--- Start Text shown ---
The desperate criminal was notoriously vain and fancied himself a hero. He refused to speak about his crimes, except on two conditions. One was that the full story of his murders be published in the leading French papers and the other that he should be tried separately for each crime in the district where it was committed.

The exact number of Vacher's victims will never be known, but it is said that twenty three assassinations had been brought home to him in October last and the number was added to as time wore on. In fact, it is doubtful whether the murderer himself knew the real number of his victims. He nonchalantly told the story of some fresh tragedy from time to time to the examining magistrate as the details come back to his mind, and in each case the investigation has furnished full corroboration of Vacher's narrative. The bodies in each case were found in the places he indicated - in lonely thickets or in unused wells. He seems to have killed merely for the sake of killing.

Born near Lyons, Vacher served his military term in a regiment of Zouaves and showed himself to be a good soldier, so that he was made a non-commissioned officer, although there were complaints against him of being brutally severe to recruits.

It was shortly after Vacher left the service that he became ill, owing to disappointment in a love affair, and attempted to blow out his brains with a revolver. The bullet was never extracted from his skull and, according to one report, the wound produced recurrent fits of insanity, and caused him to be confined for a time in an asylum for the insane at Dole.

Since that time and until his arrest Vacher appears to have wandered through the country districts of France committing murders. He was undetected and unsuspected until by mere accident he was caught almost red handed near Lyons at the beginning of October.
--- End Text shown ---
Your objective:
Carry on the account of Vacher's murders, starting after its final sentence. The listing has nothing to do with this.
--- Start Data excerpts ---
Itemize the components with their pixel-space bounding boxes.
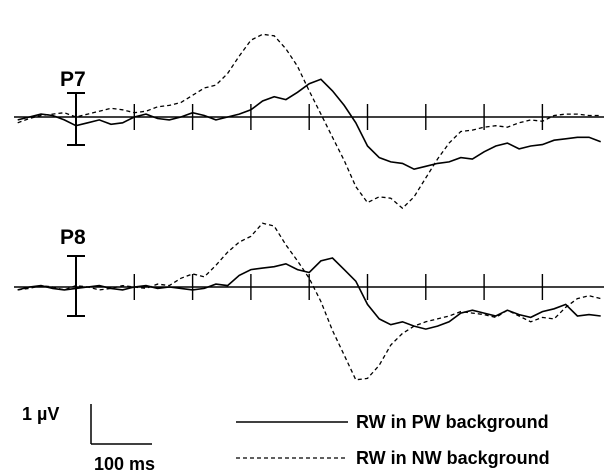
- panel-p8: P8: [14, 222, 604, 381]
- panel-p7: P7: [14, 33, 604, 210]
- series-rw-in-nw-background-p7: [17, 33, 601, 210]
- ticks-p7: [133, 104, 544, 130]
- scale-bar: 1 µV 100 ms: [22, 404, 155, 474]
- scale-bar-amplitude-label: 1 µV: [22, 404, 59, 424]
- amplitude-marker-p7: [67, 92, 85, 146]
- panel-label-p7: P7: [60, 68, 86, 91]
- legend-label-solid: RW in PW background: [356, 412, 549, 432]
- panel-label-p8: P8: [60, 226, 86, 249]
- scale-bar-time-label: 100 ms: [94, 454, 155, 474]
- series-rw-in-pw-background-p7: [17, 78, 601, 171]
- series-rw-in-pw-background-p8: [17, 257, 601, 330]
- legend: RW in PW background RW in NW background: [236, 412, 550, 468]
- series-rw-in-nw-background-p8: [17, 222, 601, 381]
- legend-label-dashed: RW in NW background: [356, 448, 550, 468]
--- End Data excerpts ---
Result:
In every case Vacher seems to have been seized with a frenzy after attacking his victims as he cut and slashed them horrible and often dismembered them. One day Vacher told the magistrate that he considered himself to be a scourge sent by Providence to afflict humanity.

Vacher killed one man, he claimed, because the victim wore a clean shirt, which the murderer coveted, and he admitted that he sometimes murdered people because he needed money and food.

One of the most remarkable features of this extraordinary case was the clever manner in which Vacher succeeded in shifting suspicion from himself. About two years ago he murdered a shepherd boy on a country road a few miles from Lyons, hacked the boy almost to pieces and then continued on his way. The murder was discovered within a few minutes and search for the murderer was promptly instituted. A gendarme, mounted on a bicycle, overtook Vacher and called upon him to produce his identification papers, whereupon Vacher quietly handed over to the police officer his discharge as a non commissioned officer of a regiment of Zouaves.

"Why, that is my old regiment," exclaimed the gendarme. "I am hunting for a man who has just cut a boy's throat. Have you seen any suspicious characters?"

"Oh, yes," answered the murderer, serenely. "I saw a man running across the fields to the north about a mile back from here."

The gendarme then hurried off after the imaginary murderer, and the real scene of his crime.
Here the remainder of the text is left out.